Durante oito anos, as portas da Escola Primária do Ciborro permaneceram fechadas. O recreio ficou em silêncio e as salas de aula deixaram de ouvir as gargalhadas das crianças. Mas esta quarta-feira, 12 de março, esse silêncio foi finalmente quebrado.
A pequena aldeia do concelho de Montemor-o-Novo voltou a viver um daqueles momentos que ficam guardados para sempre na memória coletiva. A escola reabriu portas e, com ela, regressaram os risos, as mochilas coloridas e a energia contagiante das crianças que voltaram a dar vida àquele espaço.
Para a comunidade, a escola sempre foi muito mais do que um edifício. Foi um ponto de encontro, um lugar de crescimento e de sonhos, onde gerações aprenderam as primeiras letras e começaram a desenhar o futuro.
Para tornar este regresso possível, o município investiu mais de 350 mil euros na requalificação do estabelecimento de ensino. As obras permitiram melhorar salas de aula, renovar o mobiliário e criar espaços mais confortáveis e adequados para que as crianças possam aprender e crescer num ambiente digno.

++++++++

● **O QUE FAZER**
**a)** Repita, por favor, o trecho do texto sobre a escola do Ciborro desde "A pequena aldeia" até "vida àquele espaço.".
**b)** Segundo o texto sobre a escola do Ciborro, com que finalidade o município investiu na requalificação do estabelecimento? Explique em uma a três frases.
**c)** Prossiga o texto sobre a reabertura da escola do Ciborro a partir do ponto em que termina.
A listagem que vem a seguir provém de outra fonte.

Entradas do conjunto de dados:

++++++++

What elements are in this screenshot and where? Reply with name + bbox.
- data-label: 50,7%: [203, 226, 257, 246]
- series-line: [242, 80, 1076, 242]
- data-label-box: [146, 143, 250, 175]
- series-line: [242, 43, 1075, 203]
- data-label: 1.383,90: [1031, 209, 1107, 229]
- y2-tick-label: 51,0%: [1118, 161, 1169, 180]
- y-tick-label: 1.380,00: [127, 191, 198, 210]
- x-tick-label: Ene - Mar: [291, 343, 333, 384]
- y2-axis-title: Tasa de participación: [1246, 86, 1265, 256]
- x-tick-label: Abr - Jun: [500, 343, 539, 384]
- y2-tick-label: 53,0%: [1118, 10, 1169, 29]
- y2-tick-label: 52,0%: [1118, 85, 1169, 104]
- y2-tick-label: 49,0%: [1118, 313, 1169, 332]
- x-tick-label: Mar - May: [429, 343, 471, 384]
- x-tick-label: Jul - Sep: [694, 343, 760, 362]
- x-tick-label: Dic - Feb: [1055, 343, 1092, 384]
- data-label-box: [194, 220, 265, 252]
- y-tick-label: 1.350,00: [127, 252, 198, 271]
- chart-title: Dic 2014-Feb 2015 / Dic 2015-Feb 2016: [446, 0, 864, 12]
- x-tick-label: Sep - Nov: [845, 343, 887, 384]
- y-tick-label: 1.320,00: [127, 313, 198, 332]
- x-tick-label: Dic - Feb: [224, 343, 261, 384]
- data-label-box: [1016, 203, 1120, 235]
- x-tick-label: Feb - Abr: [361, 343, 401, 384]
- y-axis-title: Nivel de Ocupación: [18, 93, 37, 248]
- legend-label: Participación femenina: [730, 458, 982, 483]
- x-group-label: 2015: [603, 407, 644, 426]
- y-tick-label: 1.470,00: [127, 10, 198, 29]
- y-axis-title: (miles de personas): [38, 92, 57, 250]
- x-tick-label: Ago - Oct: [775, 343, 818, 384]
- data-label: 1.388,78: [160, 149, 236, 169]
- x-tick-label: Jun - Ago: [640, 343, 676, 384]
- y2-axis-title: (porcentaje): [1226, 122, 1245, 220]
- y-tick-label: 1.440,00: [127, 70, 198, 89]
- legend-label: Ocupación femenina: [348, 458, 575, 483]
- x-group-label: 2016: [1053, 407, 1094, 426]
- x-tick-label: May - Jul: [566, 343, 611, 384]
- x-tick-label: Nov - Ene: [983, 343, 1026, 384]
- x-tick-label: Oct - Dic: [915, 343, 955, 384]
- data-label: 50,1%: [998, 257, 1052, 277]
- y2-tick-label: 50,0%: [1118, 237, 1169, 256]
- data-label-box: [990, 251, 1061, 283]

++++++++

● **RESPOSTAS AOS EXERCÍCIOS**
**a)**
A pequena aldeia do concelho de Montemor-o-Novo voltou a viver um daqueles momentos que ficam guardados para sempre na memória coletiva. A escola reabriu portas e, com ela, regressaram os risos, as mochilas coloridas e a energia contagiante das crianças que voltaram a dar vida àquele espaço.

**b)** O município investiu mais de 350 mil euros para tornar possível o regresso das crianças à escola. Com as obras, melhoraram-se as salas de aula, renovou-se o mobiliário e criaram-se espaços mais confortáveis e adequados, para que as crianças possam aprender e crescer num ambiente digno.

**c)**
Entre os 16 alunos que agora dão nova vida à escola está Manuel Romeu, de apenas oito anos. Natural do Ciborro e a frequentar o terceiro ano, Manuel chegou no primeiro dia com um brilho especial nos olhos. Sonha ser futebolista e, naquele momento, parecia viver uma pequena vitória pessoal: poder estudar na sua própria aldeia.
O que mais o entusiasma nas novas instalações é o espaço ao ar livre, onde pode brincar e correr com os colegas — algo que não existia no local onde a escola funcionou nos últimos anos.
Hoje, aquela escola é novamente “casa” para 16 crianças. Ali vão aprender, crescer, fazer amizades e dar os primeiros passos na construção dos seus sonhos.
Entre abraços, brincadeiras e muitos sorrisos, o instante em que as portas voltaram a abrir ficará gravado na memória de todos. Porque naquele dia não foi apenas uma escola que reabriu.